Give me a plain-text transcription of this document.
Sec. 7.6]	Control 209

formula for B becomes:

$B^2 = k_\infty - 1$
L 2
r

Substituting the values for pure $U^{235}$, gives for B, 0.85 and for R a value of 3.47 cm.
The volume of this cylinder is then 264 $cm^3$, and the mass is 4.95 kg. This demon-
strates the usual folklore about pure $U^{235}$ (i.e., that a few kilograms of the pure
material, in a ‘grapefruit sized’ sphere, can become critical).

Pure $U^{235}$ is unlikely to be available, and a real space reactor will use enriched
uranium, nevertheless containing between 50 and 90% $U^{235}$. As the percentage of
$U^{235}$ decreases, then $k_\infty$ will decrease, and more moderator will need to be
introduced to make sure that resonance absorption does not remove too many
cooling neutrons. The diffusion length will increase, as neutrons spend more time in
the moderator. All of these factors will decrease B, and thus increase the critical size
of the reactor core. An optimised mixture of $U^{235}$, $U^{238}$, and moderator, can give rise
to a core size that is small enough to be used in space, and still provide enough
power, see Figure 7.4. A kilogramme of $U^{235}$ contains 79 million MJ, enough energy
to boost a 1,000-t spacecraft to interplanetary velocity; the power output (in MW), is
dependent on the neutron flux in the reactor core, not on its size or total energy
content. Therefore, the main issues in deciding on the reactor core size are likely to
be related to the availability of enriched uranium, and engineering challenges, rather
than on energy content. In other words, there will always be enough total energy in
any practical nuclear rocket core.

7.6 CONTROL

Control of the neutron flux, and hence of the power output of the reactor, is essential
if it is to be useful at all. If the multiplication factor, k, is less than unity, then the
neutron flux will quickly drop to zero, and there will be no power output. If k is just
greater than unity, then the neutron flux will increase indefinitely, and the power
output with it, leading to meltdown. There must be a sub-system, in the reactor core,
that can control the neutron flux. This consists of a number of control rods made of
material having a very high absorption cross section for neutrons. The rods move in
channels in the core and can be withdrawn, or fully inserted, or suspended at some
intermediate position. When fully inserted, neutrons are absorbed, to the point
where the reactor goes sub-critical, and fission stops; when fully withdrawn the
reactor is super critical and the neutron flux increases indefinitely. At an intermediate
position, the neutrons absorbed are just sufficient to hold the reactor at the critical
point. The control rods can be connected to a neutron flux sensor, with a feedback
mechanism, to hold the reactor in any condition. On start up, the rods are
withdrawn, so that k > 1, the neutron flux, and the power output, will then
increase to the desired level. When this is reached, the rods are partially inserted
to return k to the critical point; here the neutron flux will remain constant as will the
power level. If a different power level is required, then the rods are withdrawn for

****************

■ **Stated goal**: Look through the entries above; copy every line holding the string "material".

■ **Result for this exercise**:
material, in a ‘grapefruit sized’ sphere, can become critical).
material having a very high absorption cross section for neutrons. The rods move in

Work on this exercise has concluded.